/---
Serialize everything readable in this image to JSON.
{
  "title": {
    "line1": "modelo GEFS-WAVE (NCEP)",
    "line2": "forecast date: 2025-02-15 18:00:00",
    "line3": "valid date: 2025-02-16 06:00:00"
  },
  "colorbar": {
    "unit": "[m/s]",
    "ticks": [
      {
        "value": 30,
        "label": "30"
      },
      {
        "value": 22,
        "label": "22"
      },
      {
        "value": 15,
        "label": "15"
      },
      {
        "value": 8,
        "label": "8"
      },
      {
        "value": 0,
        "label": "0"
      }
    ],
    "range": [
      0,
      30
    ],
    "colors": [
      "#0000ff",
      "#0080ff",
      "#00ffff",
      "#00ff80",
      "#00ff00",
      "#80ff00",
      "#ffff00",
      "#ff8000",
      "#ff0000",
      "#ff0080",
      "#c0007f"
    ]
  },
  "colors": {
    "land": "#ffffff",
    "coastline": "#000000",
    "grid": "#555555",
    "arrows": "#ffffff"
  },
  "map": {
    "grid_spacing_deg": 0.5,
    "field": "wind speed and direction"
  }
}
\---
* What to produce
Identify the lines above that contain the word "date", then copy them.

* Written answer
    "line2": "forecast date: 2025-02-15 18:00:00",
    "line3": "valid date: 2025-02-16 06:00:00"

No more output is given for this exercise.